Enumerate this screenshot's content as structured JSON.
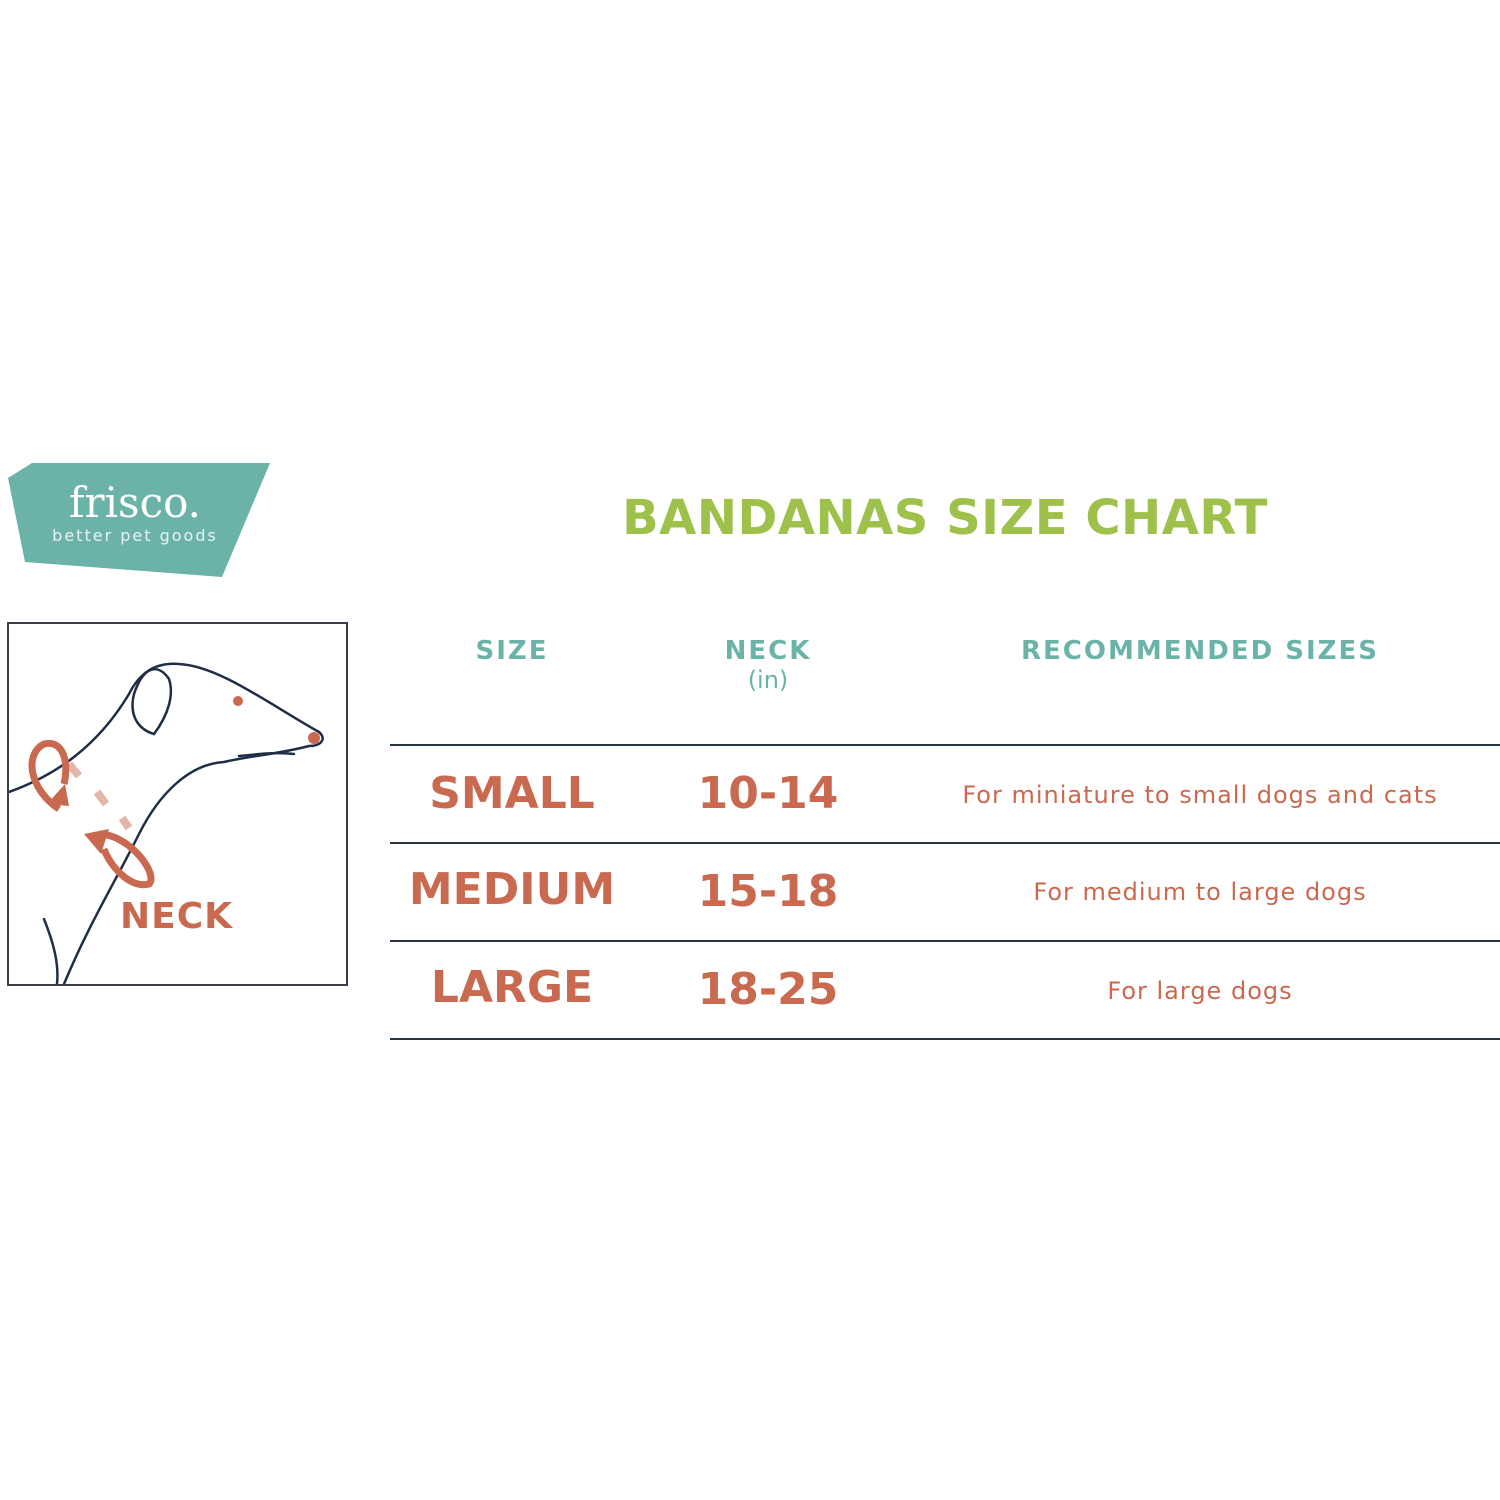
{
  "logo": {
    "name": "frisco.",
    "tagline": "better pet goods",
    "color": "#6bb3a8"
  },
  "illustration": {
    "label": "NECK",
    "accent_color": "#c96a50"
  },
  "title": "BANDANAS SIZE CHART",
  "table": {
    "headers": {
      "size": "SIZE",
      "neck": "NECK",
      "neck_unit": "(in)",
      "recommended": "RECOMMENDED SIZES"
    },
    "rows": [
      {
        "size": "SMALL",
        "neck": "10-14",
        "recommended": "For miniature to small dogs and cats"
      },
      {
        "size": "MEDIUM",
        "neck": "15-18",
        "recommended": "For medium to large dogs"
      },
      {
        "size": "LARGE",
        "neck": "18-25",
        "recommended": "For large dogs"
      }
    ]
  },
  "colors": {
    "title": "#9dc14a",
    "header": "#6bb3a8",
    "body": "#c96a50",
    "rule": "#2a3340"
  }
}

• Stated problem
Your copy of the data should match it exactly, except that pictures are left out.

• Finished exercise
Enumerate this screenshot's content as structured JSON.
{
  "logo": {
    "name": "frisco.",
    "tagline": "better pet goods",
    "color": "#6bb3a8"
  },
  "illustration": {
    "label": "NECK",
    "accent_color": "#c96a50"
  },
  "title": "BANDANAS SIZE CHART",
  "table": {
    "headers": {
      "size": "SIZE",
      "neck": "NECK",
      "neck_unit": "(in)",
      "recommended": "RECOMMENDED SIZES"
    },
    "rows": [
      {
        "size": "SMALL",
        "neck": "10-14",
        "recommended": "For miniature to small dogs and cats"
      },
      {
        "size": "MEDIUM",
        "neck": "15-18",
        "recommended": "For medium to large dogs"
      },
      {
        "size": "LARGE",
        "neck": "18-25",
        "recommended": "For large dogs"
      }
    ]
  },
  "colors": {
    "title": "#9dc14a",
    "header": "#6bb3a8",
    "body": "#c96a50",
    "rule": "#2a3340"
  }
}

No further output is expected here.